*Extracted entries*.
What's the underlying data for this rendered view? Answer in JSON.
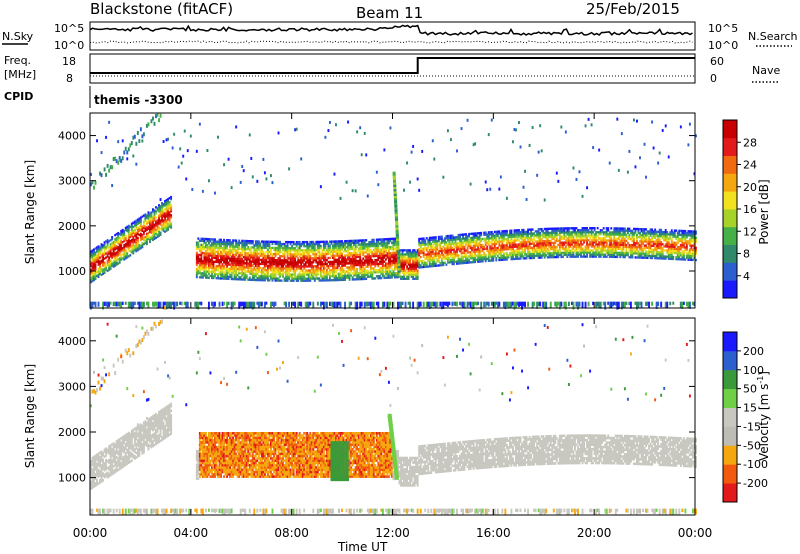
{
  "header": {
    "station": "Blackstone (fitACF)",
    "beam": "Beam 11",
    "date": "25/Feb/2015"
  },
  "noise_panel": {
    "left_label": "N.Sky",
    "right_label": "N.Search",
    "left_ticks": [
      "10^5",
      "10^0"
    ],
    "right_ticks": [
      "10^5",
      "10^0"
    ]
  },
  "freq_panel": {
    "left_label_1": "Freq.",
    "left_label_2": "[MHz]",
    "right_label": "Nave",
    "left_ticks": [
      "18",
      "8"
    ],
    "right_ticks": [
      "60",
      "0"
    ]
  },
  "cpid": {
    "label": "CPID",
    "value": "themis -3300"
  },
  "colors": {
    "power_scale": [
      "#1a1aff",
      "#2b5fcf",
      "#2e8a6a",
      "#45b048",
      "#a6d22a",
      "#f2e11e",
      "#f5a70f",
      "#f26a10",
      "#e31a1c",
      "#c80000"
    ],
    "velocity_scale": [
      "#e31a1c",
      "#f25a10",
      "#f5a70f",
      "#bdbdb5",
      "#c8c8c0",
      "#6fd048",
      "#3a9a3a",
      "#2e5fcf",
      "#1a1aff"
    ],
    "ground_scatter": "#c8c8c0"
  },
  "chart_data": [
    {
      "type": "heatmap",
      "quantity": "Power",
      "ylabel": "Slant Range [km]",
      "yticks": [
        1000,
        2000,
        3000,
        4000
      ],
      "ylim": [
        180,
        4500
      ],
      "xlim_hours": [
        0,
        24
      ],
      "colorbar": {
        "label": "Power [dB]",
        "ticks": [
          "4",
          "8",
          "12",
          "16",
          "20",
          "24",
          "28"
        ],
        "range": [
          0,
          32
        ]
      },
      "features": [
        {
          "name": "early-arc",
          "t_start": 0.0,
          "t_end": 3.0,
          "range_start_km": 1100,
          "range_end_km": 2500,
          "peak_db": 28
        },
        {
          "name": "main-band",
          "t_start": 4.2,
          "t_end": 12.1,
          "range_center_km": 1250,
          "width_km": 900,
          "peak_db": 30
        },
        {
          "name": "post-switch-band",
          "t_start": 13.0,
          "t_end": 24.0,
          "range_center_km": 1500,
          "width_km": 700,
          "peak_db": 24
        }
      ]
    },
    {
      "type": "heatmap",
      "quantity": "Velocity",
      "ylabel": "Slant Range [km]",
      "xlabel": "Time UT",
      "yticks": [
        1000,
        2000,
        3000,
        4000
      ],
      "xticks": [
        "00:00",
        "04:00",
        "08:00",
        "12:00",
        "16:00",
        "20:00",
        "00:00"
      ],
      "ylim": [
        180,
        4500
      ],
      "xlim_hours": [
        0,
        24
      ],
      "colorbar": {
        "label": "Velocity [m s^-1]",
        "ticks": [
          "200",
          "100",
          "50",
          "15",
          "-15",
          "-50",
          "-100",
          "-200"
        ]
      },
      "features": [
        {
          "name": "ground-scatter-early",
          "t_start": 0.0,
          "t_end": 4.5,
          "velocity": 0
        },
        {
          "name": "orange-flow",
          "t_start": 4.3,
          "t_end": 12.0,
          "range_start_km": 1000,
          "range_end_km": 2000,
          "velocity": -80
        },
        {
          "name": "green-streak",
          "t_start": 11.8,
          "t_end": 12.3,
          "velocity": 30
        },
        {
          "name": "ground-scatter-late",
          "t_start": 13.0,
          "t_end": 24.0,
          "velocity": 0
        }
      ]
    },
    {
      "type": "line",
      "quantity": "Frequency step",
      "freq_before_mhz": 10,
      "freq_after_mhz": 18,
      "switch_time_hours": 13.0
    }
  ]
}
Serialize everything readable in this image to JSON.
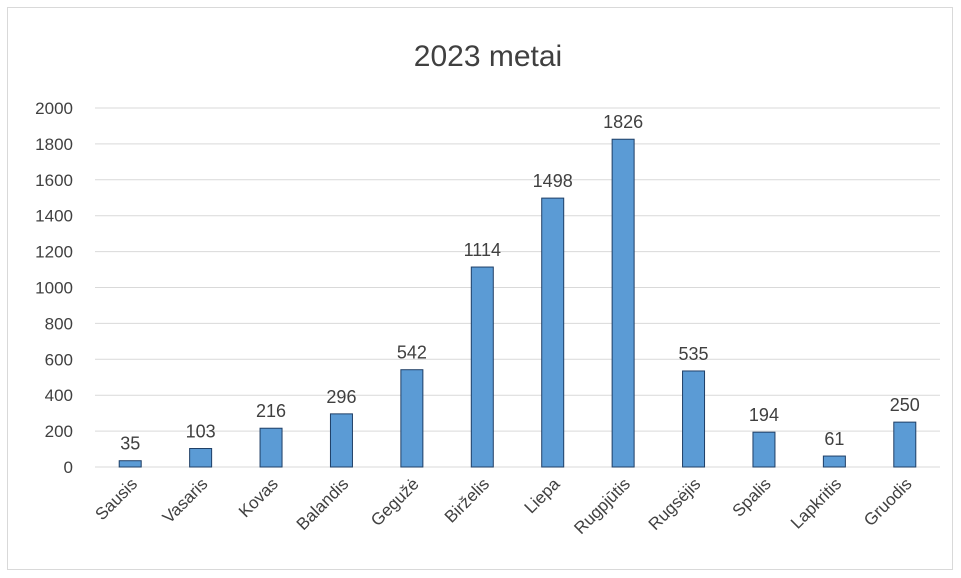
{
  "chart_data": {
    "type": "bar",
    "title": "2023 metai",
    "xlabel": "",
    "ylabel": "",
    "categories": [
      "Sausis",
      "Vasaris",
      "Kovas",
      "Balandis",
      "Gegužė",
      "Birželis",
      "Liepa",
      "Rugpjūtis",
      "Rugsėjis",
      "Spalis",
      "Lapkritis",
      "Gruodis"
    ],
    "values": [
      35,
      103,
      216,
      296,
      542,
      1114,
      1498,
      1826,
      535,
      194,
      61,
      250
    ],
    "ylim": [
      0,
      2000
    ],
    "yticks": [
      0,
      200,
      400,
      600,
      800,
      1000,
      1200,
      1400,
      1600,
      1800,
      2000
    ],
    "grid": true,
    "legend": "none",
    "bar_color": "#5b9bd5",
    "bar_edge_color": "#1f3f66"
  }
}
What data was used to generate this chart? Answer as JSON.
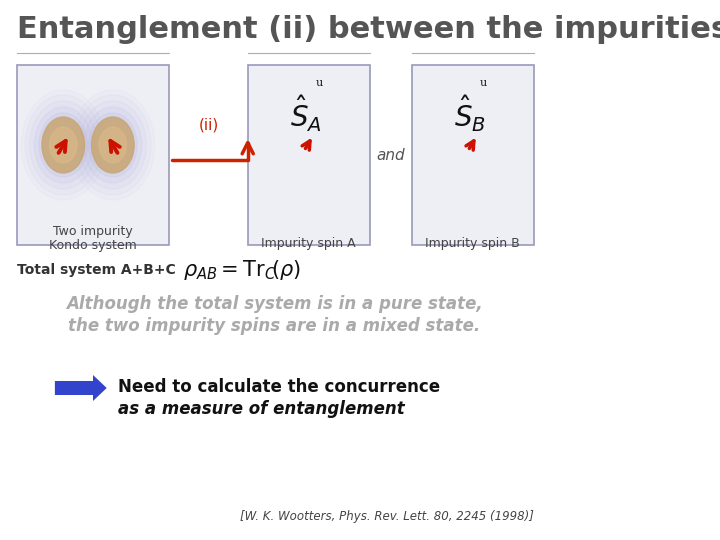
{
  "title": "Entanglement (ii) between the impurities",
  "title_color": "#555555",
  "title_fontsize": 22,
  "bg_color": "#ffffff",
  "box1_label_line1": "Two impurity",
  "box1_label_line2": "Kondo system",
  "box2_label": "Impurity spin A",
  "box3_label": "Impurity spin B",
  "ii_label": "(ii)",
  "and_label": "and",
  "total_system_label": "Total system A+B+C",
  "italic_text1": "Although the total system is in a pure state,",
  "italic_text2": "the two impurity spins are in a mixed state.",
  "bold_text1": "Need to calculate the concurrence",
  "bold_text2": "as a measure of entanglement",
  "citation": "[W. K. Wootters, Phys. Rev. Lett. 80, 2245 (1998)]",
  "box_color": "#eeeef5",
  "box_edge_color": "#9999bb",
  "arrow_color": "#cc2200",
  "blue_arrow_color": "#3344cc",
  "spin_arrow_color": "#cc1100",
  "text_gray": "#aaaaaa",
  "text_dark": "#333333",
  "kondo_cloud_color": "#aaaadd",
  "kondo_core_color": "#c8a878",
  "kondo_core2_color": "#d8b888"
}
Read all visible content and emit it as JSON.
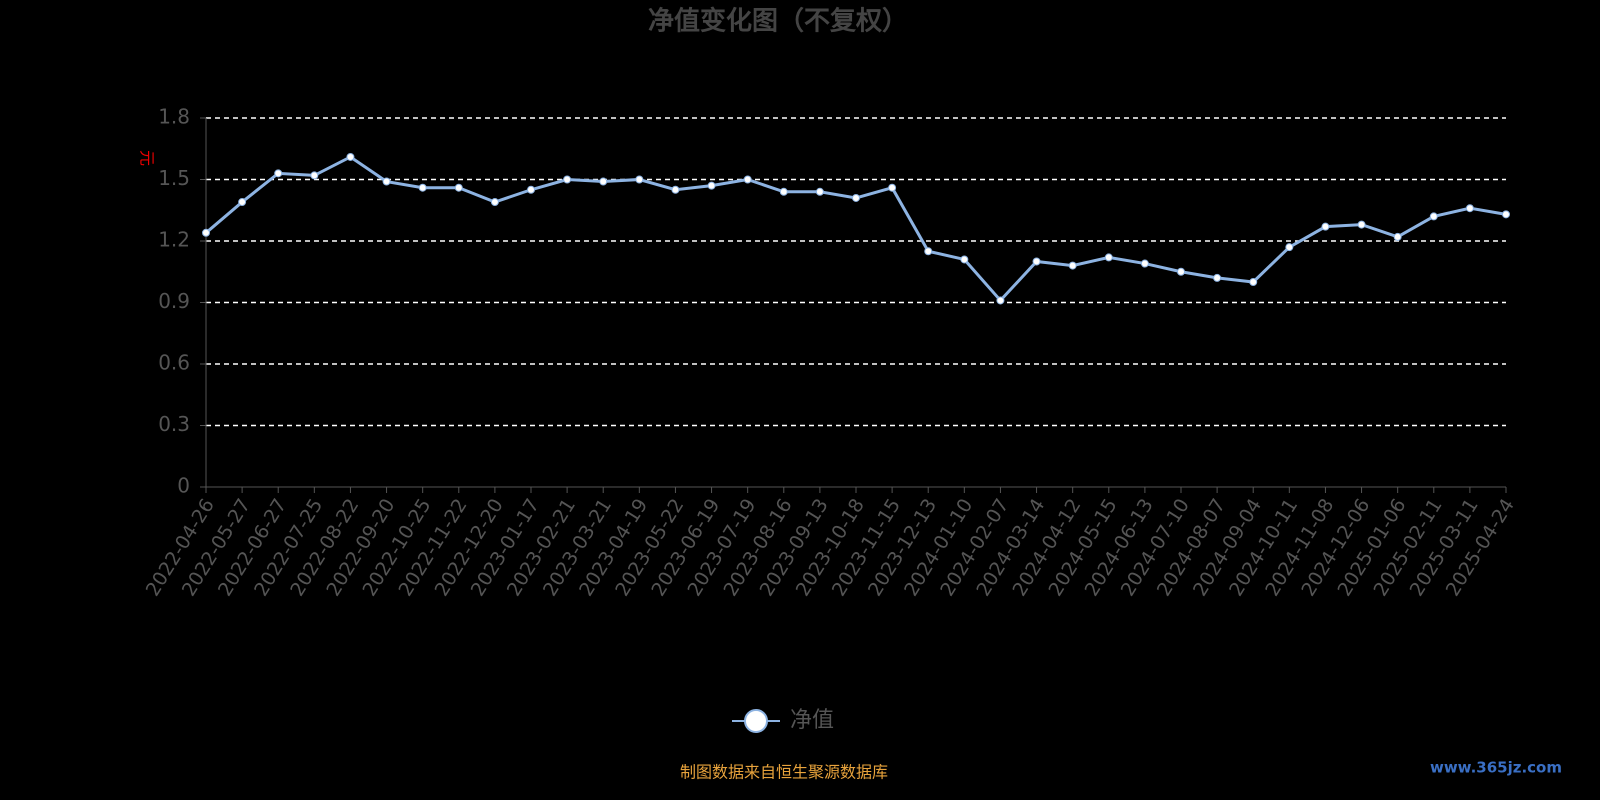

*What is being asked*.
Report how many lines in the entries hold the string "this". Nothing but the number is wanted.

*Exercise result*.
3